### WRITTEN TASK:
Give back the whole listing exactly as shown.

### INPUT DATA:
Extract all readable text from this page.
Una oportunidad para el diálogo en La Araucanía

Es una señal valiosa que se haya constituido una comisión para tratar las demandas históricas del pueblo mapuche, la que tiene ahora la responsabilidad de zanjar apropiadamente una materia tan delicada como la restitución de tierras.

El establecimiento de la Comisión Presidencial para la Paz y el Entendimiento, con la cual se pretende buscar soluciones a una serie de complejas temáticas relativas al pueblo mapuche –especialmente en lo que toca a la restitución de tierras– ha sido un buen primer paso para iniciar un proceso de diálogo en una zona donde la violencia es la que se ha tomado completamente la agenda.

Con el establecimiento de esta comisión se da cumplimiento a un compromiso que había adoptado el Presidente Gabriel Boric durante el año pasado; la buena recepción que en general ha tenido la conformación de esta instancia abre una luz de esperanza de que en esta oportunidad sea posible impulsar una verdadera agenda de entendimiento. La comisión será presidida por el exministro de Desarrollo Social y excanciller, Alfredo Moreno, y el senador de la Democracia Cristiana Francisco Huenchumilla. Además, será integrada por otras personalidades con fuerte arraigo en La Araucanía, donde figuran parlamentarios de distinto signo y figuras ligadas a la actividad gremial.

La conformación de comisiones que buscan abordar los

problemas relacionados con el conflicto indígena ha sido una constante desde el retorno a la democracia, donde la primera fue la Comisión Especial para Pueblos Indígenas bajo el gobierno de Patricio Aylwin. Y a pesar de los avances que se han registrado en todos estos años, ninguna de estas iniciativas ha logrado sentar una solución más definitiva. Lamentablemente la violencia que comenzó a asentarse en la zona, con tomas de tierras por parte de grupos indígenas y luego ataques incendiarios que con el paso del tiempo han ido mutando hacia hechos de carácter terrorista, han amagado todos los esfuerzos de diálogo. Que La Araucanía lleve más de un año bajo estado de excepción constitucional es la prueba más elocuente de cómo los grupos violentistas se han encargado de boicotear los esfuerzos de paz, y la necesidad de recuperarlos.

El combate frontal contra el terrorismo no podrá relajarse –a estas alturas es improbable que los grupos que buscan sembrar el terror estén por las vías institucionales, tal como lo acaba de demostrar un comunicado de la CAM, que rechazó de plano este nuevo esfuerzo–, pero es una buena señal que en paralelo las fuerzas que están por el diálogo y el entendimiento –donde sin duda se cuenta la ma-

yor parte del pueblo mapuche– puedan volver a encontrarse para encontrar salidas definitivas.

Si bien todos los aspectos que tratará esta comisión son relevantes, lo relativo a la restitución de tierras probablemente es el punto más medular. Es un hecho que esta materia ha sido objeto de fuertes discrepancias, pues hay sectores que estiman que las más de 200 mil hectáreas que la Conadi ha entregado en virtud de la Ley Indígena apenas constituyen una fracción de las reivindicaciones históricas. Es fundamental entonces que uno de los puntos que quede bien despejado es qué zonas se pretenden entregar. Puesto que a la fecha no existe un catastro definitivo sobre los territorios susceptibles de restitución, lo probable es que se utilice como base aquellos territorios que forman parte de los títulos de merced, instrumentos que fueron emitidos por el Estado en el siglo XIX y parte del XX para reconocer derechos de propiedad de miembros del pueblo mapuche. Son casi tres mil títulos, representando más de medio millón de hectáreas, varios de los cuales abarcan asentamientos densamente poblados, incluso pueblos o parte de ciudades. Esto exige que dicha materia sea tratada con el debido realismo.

### RESPONSE FOR THIS EXERCISE:
Extract all readable text from this page.
Una oportunidad para el diálogo en La Araucanía

Es una señal valiosa que se haya constituido una comisión para tratar las demandas históricas del pueblo mapuche, la que tiene ahora la responsabilidad de zanjar apropiadamente una materia tan delicada como la restitución de tierras.

El establecimiento de la Comisión Presidencial para la Paz y el Entendimiento, con la cual se pretende buscar soluciones a una serie de complejas temáticas relativas al pueblo mapuche –especialmente en lo que toca a la restitución de tierras– ha sido un buen primer paso para iniciar un proceso de diálogo en una zona donde la violencia es la que se ha tomado completamente la agenda.

Con el establecimiento de esta comisión se da cumplimiento a un compromiso que había adoptado el Presidente Gabriel Boric durante el año pasado; la buena recepción que en general ha tenido la conformación de esta instancia abre una luz de esperanza de que en esta oportunidad sea posible impulsar una verdadera agenda de entendimiento. La comisión será presidida por el exministro de Desarrollo Social y excanciller, Alfredo Moreno, y el senador de la Democracia Cristiana Francisco Huenchumilla. Además, será integrada por otras personalidades con fuerte arraigo en La Araucanía, donde figuran parlamentarios de distinto signo y figuras ligadas a la actividad gremial.

La conformación de comisiones que buscan abordar los

problemas relacionados con el conflicto indígena ha sido una constante desde el retorno a la democracia, donde la primera fue la Comisión Especial para Pueblos Indígenas bajo el gobierno de Patricio Aylwin. Y a pesar de los avances que se han registrado en todos estos años, ninguna de estas iniciativas ha logrado sentar una solución más definitiva. Lamentablemente la violencia que comenzó a asentarse en la zona, con tomas de tierras por parte de grupos indígenas y luego ataques incendiarios que con el paso del tiempo han ido mutando hacia hechos de carácter terrorista, han amagado todos los esfuerzos de diálogo. Que La Araucanía lleve más de un año bajo estado de excepción constitucional es la prueba más elocuente de cómo los grupos violentistas se han encargado de boicotear los esfuerzos de paz, y la necesidad de recuperarlos.

El combate frontal contra el terrorismo no podrá relajarse –a estas alturas es improbable que los grupos que buscan sembrar el terror estén por las vías institucionales, tal como lo acaba de demostrar un comunicado de la CAM, que rechazó de plano este nuevo esfuerzo–, pero es una buena señal que en paralelo las fuerzas que están por el diálogo y el entendimiento –donde sin duda se cuenta la ma-

yor parte del pueblo mapuche– puedan volver a encontrarse para encontrar salidas definitivas.

Si bien todos los aspectos que tratará esta comisión son relevantes, lo relativo a la restitución de tierras probablemente es el punto más medular. Es un hecho que esta materia ha sido objeto de fuertes discrepancias, pues hay sectores que estiman que las más de 200 mil hectáreas que la Conadi ha entregado en virtud de la Ley Indígena apenas constituyen una fracción de las reivindicaciones históricas. Es fundamental entonces que uno de los puntos que quede bien despejado es qué zonas se pretenden entregar. Puesto que a la fecha no existe un catastro definitivo sobre los territorios susceptibles de restitución, lo probable es que se utilice como base aquellos territorios que forman parte de los títulos de merced, instrumentos que fueron emitidos por el Estado en el siglo XIX y parte del XX para reconocer derechos de propiedad de miembros del pueblo mapuche. Son casi tres mil títulos, representando más de medio millón de hectáreas, varios de los cuales abarcan asentamientos densamente poblados, incluso pueblos o parte de ciudades. Esto exige que dicha materia sea tratada con el debido realismo.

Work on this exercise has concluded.